One thing that I have noticed though is that once all the regions are loaded I get a bunch of watchdog messages saying that the threads have timed out for each region. CPU use is very low, hovering between 0 percent and 3 percent for OpenSim.exe process and 0 percent - 5 percent overall CPU use. RAM use is low-moderate at appx 600 MB for OpenSim.exe and the overall system RAM use is only appx 40 percent.

It almost seems as if the region threads just died and went unresponsive after loading up.

Watchdog Messages:

09:36:07 - [WATCHDOG]: Timeout detected for thread "Heartbeat-(Test_Region_2)".
ThreadState=WaitSleepJoin. Last tick was 20375ms ago.

(0033973)
paela argus   
2019-01-28 07:51   
please add on head of your script startup this if you are on linux:

export MONO_THREADS_PER_CPU=1024
and give me if is better after
(0033974)
paela argus   
2019-01-28 07:58   
Monomusa are you in the lasted os of Debian if yes do not use the mono of the Os you need compile it by source of mono and apply the export if you need a example i can give you one in Osgrid
(0033975)
Monamusa Kaliopov   
2019-01-28 08:03   
@paela

i have compile by source of mono i will apply the Export so i restart the Simulator or the Simulator are frozen again.

thank you paela .....
(0033976)
tampa   
2019-01-28 08:31   
(edited on: 2019-01-28 08:34)
@mewtwo0641 That watchdog message is evidently normal, it does not mean the region is stuck. So long as it does not repeat itself constantly it should be fine. I cannot reproduce the problem using the latest master, where are you testing this on? Have you ruled out any other incompatibility with recent changes to master? Such a severe case with such minor changes to the code seems unlikely and I suspect the issue is elsewhere in configuration or perhaps in connection to the grid.

@paela argus Setting that environment variable this high is asking for trouble, it should not exceed 512, anything higher may cause system instability and will degrade performance to the point of system lockups. It is recommend to start OpenSim on Unix using --desktop parameter for mono as it configures mono in a more suitable manner. There should be no need to set any other variables or change system configuration.

@Monamusa Kaliopov OSGrid is a rather bad testing environment as the grid itself performs fairly poorly and does completely follow standard setup procedures(as otherwise it would not work at all), so when running latest master code, before reporting issues, please test in a stale environment as either standalone or grid configuration, otherwise there is no way to rule out issues on the grid end.

These recent tickets sound really weird, especially since I have not been able to reproduce or even so much as see a decline in performance over previous master code. In fact things are working better now. Then again, running on Ubuntu with mono 5.4.1.7 from tarball rather than compiled, I worry that there is a system incompatibility showing its ugly head here or perhaps even a module no longer compatible with master(even though all the ones I use compile fine and seem to work). Please add further information on environment(OS, mono version, startup parameters), configuration and so on as otherwise this will be impossible to debug.

#### [REQUIREMENT]
Please rewrite the forum thread starting at "export MONO_THREADS_PER_CPU=1024" and ending at "are frozen again.", changing "Debian" to "Ubuntu".

#### [DATA LINES]
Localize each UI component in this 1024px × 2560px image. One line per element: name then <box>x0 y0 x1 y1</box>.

#### [TASK RESULT]
export MONO_THREADS_PER_CPU=1024
and give me if is better after
(0033974)
paela argus   
2019-01-28 07:58   
Monomusa are you in the lasted os of Ubuntu if yes do not use the mono of the Os you need compile it by source of mono and apply the export if you need a example i can give you one in Osgrid
(0033975)
Monamusa Kaliopov   
2019-01-28 08:03   
@paela

i have compile by source of mono i will apply the Export so i restart the Simulator or the Simulator are frozen again.